Element box records
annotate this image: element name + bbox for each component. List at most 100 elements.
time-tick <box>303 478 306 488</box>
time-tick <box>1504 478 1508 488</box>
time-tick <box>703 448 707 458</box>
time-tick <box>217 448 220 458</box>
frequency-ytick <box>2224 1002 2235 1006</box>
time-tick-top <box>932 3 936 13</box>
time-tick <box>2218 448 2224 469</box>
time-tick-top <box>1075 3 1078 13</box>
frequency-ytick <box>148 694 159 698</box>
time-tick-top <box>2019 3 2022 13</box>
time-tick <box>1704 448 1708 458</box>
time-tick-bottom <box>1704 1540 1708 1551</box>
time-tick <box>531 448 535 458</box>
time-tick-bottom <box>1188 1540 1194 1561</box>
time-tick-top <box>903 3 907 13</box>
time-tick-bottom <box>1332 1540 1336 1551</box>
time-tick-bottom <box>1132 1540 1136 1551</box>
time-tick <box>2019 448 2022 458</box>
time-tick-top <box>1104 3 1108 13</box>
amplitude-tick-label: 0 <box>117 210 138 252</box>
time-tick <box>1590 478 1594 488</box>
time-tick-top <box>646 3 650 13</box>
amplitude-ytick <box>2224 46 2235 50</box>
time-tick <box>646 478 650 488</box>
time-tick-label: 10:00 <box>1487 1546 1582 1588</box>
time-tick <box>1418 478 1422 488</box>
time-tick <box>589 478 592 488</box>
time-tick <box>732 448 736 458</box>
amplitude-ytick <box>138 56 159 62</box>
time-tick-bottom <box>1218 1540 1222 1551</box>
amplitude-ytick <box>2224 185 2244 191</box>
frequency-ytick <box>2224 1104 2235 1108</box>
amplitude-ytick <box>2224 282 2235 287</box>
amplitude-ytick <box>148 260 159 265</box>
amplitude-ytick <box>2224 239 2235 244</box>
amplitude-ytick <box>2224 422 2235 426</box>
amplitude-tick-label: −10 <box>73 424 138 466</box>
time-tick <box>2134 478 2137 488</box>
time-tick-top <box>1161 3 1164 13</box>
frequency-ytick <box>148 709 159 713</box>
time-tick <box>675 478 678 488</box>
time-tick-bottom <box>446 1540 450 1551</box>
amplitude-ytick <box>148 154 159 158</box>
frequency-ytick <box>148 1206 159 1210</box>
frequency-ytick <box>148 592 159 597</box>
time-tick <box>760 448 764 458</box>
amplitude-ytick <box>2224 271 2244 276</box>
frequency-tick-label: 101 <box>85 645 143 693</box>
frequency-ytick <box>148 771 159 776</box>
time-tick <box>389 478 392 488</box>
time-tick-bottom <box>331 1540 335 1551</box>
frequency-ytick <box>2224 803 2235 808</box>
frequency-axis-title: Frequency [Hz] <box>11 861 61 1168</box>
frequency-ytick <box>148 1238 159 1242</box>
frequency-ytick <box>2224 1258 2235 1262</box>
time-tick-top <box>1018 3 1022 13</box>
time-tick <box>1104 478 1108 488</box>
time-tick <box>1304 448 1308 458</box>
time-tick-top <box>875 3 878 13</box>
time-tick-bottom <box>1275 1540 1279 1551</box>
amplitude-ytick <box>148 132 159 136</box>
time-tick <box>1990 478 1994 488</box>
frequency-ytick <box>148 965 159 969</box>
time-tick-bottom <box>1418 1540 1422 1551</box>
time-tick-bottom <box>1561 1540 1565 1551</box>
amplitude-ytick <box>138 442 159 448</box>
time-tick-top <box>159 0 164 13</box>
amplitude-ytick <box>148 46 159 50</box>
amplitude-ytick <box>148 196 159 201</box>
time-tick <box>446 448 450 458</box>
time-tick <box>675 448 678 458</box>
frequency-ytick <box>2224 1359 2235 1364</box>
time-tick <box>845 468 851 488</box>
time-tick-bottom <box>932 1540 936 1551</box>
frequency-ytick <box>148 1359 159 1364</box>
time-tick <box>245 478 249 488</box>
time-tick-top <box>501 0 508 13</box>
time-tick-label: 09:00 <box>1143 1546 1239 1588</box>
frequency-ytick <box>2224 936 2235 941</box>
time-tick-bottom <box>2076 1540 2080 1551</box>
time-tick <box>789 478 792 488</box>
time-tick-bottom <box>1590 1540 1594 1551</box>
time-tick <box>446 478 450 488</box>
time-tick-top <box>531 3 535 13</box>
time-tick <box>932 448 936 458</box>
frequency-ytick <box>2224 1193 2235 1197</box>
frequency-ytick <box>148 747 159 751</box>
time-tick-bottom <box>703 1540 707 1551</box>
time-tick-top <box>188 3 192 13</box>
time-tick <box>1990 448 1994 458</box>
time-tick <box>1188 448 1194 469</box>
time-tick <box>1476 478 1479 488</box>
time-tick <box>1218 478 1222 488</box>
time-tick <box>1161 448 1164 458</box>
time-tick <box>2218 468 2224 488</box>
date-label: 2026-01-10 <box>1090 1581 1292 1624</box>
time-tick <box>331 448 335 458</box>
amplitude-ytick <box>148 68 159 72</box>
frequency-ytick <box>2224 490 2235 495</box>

What this task involves: Rewrite the rows above as a numbered list, leaving out any blank lines.

Result for this exercise:
1. annotate this image: element name + bbox for each component. List at most 100 elements.
2. time-tick <box>303 478 306 488</box>
3. time-tick <box>1504 478 1508 488</box>
4. time-tick <box>703 448 707 458</box>
5. time-tick <box>217 448 220 458</box>
6. frequency-ytick <box>2224 1002 2235 1006</box>
7. time-tick-top <box>932 3 936 13</box>
8. time-tick <box>2218 448 2224 469</box>
9. time-tick-top <box>1075 3 1078 13</box>
10. frequency-ytick <box>148 694 159 698</box>
11. time-tick-top <box>2019 3 2022 13</box>
12. time-tick <box>1704 448 1708 458</box>
13. time-tick-bottom <box>1704 1540 1708 1551</box>
14. time-tick <box>531 448 535 458</box>
15. time-tick-bottom <box>1188 1540 1194 1561</box>
16. time-tick-top <box>903 3 907 13</box>
17. time-tick-bottom <box>1332 1540 1336 1551</box>
18. time-tick-bottom <box>1132 1540 1136 1551</box>
19. time-tick <box>2019 448 2022 458</box>
20. time-tick-top <box>1104 3 1108 13</box>
21. amplitude-tick-label: 0 <box>117 210 138 252</box>
22. time-tick <box>1590 478 1594 488</box>
23. time-tick-top <box>646 3 650 13</box>
24. amplitude-ytick <box>2224 46 2235 50</box>
25. time-tick <box>646 478 650 488</box>
26. time-tick-label: 10:00 <box>1487 1546 1582 1588</box>
27. time-tick <box>1418 478 1422 488</box>
28. time-tick <box>589 478 592 488</box>
29. time-tick <box>732 448 736 458</box>
30. amplitude-ytick <box>138 56 159 62</box>
31. time-tick-bottom <box>1218 1540 1222 1551</box>
32. amplitude-ytick <box>2224 185 2244 191</box>
33. frequency-ytick <box>2224 1104 2235 1108</box>
34. amplitude-ytick <box>2224 282 2235 287</box>
35. amplitude-ytick <box>148 260 159 265</box>
36. amplitude-ytick <box>2224 239 2235 244</box>
37. amplitude-ytick <box>2224 422 2235 426</box>
38. amplitude-tick-label: −10 <box>73 424 138 466</box>
39. time-tick <box>2134 478 2137 488</box>
40. time-tick-top <box>1161 3 1164 13</box>
41. frequency-ytick <box>148 709 159 713</box>
42. time-tick <box>675 478 678 488</box>
43. time-tick-bottom <box>446 1540 450 1551</box>
44. amplitude-ytick <box>148 154 159 158</box>
45. frequency-ytick <box>148 1206 159 1210</box>
46. frequency-ytick <box>148 592 159 597</box>
47. time-tick <box>760 448 764 458</box>
48. amplitude-ytick <box>2224 271 2244 276</box>
49. frequency-tick-label: 101 <box>85 645 143 693</box>
50. frequency-ytick <box>148 771 159 776</box>
51. time-tick <box>389 478 392 488</box>
52. time-tick-bottom <box>331 1540 335 1551</box>
53. frequency-ytick <box>2224 803 2235 808</box>
54. frequency-axis-title: Frequency [Hz] <box>11 861 61 1168</box>
55. frequency-ytick <box>148 1238 159 1242</box>
56. frequency-ytick <box>2224 1258 2235 1262</box>
57. time-tick-top <box>1018 3 1022 13</box>
58. time-tick <box>1104 478 1108 488</box>
59. time-tick <box>1304 448 1308 458</box>
60. time-tick-top <box>875 3 878 13</box>
61. time-tick-bottom <box>1275 1540 1279 1551</box>
62. amplitude-ytick <box>148 132 159 136</box>
63. time-tick <box>1990 478 1994 488</box>
64. frequency-ytick <box>148 965 159 969</box>
65. time-tick-bottom <box>1418 1540 1422 1551</box>
66. time-tick-bottom <box>1561 1540 1565 1551</box>
67. amplitude-ytick <box>138 442 159 448</box>
68. time-tick-top <box>159 0 164 13</box>
69. amplitude-ytick <box>148 46 159 50</box>
70. amplitude-ytick <box>148 196 159 201</box>
71. time-tick <box>446 448 450 458</box>
72. time-tick <box>675 448 678 458</box>
73. frequency-ytick <box>2224 1359 2235 1364</box>
74. time-tick <box>845 468 851 488</box>
75. time-tick-bottom <box>932 1540 936 1551</box>
76. frequency-ytick <box>148 1359 159 1364</box>
77. time-tick <box>245 478 249 488</box>
78. time-tick-top <box>501 0 508 13</box>
79. time-tick-label: 09:00 <box>1143 1546 1239 1588</box>
80. frequency-ytick <box>2224 936 2235 941</box>
81. time-tick-bottom <box>2076 1540 2080 1551</box>
82. time-tick <box>789 478 792 488</box>
83. time-tick-bottom <box>1590 1540 1594 1551</box>
84. time-tick <box>446 478 450 488</box>
85. time-tick-top <box>531 3 535 13</box>
86. time-tick <box>932 448 936 458</box>
87. frequency-ytick <box>2224 1193 2235 1197</box>
88. frequency-ytick <box>148 747 159 751</box>
89. time-tick-bottom <box>703 1540 707 1551</box>
90. time-tick-top <box>188 3 192 13</box>
91. time-tick <box>1990 448 1994 458</box>
92. time-tick <box>1188 448 1194 469</box>
93. time-tick <box>1476 478 1479 488</box>
94. time-tick <box>1218 478 1222 488</box>
95. time-tick <box>1161 448 1164 458</box>
96. time-tick <box>2218 468 2224 488</box>
97. date-label: 2026-01-10 <box>1090 1581 1292 1624</box>
98. time-tick <box>331 448 335 458</box>
99. amplitude-ytick <box>148 68 159 72</box>
100. frequency-ytick <box>2224 490 2235 495</box>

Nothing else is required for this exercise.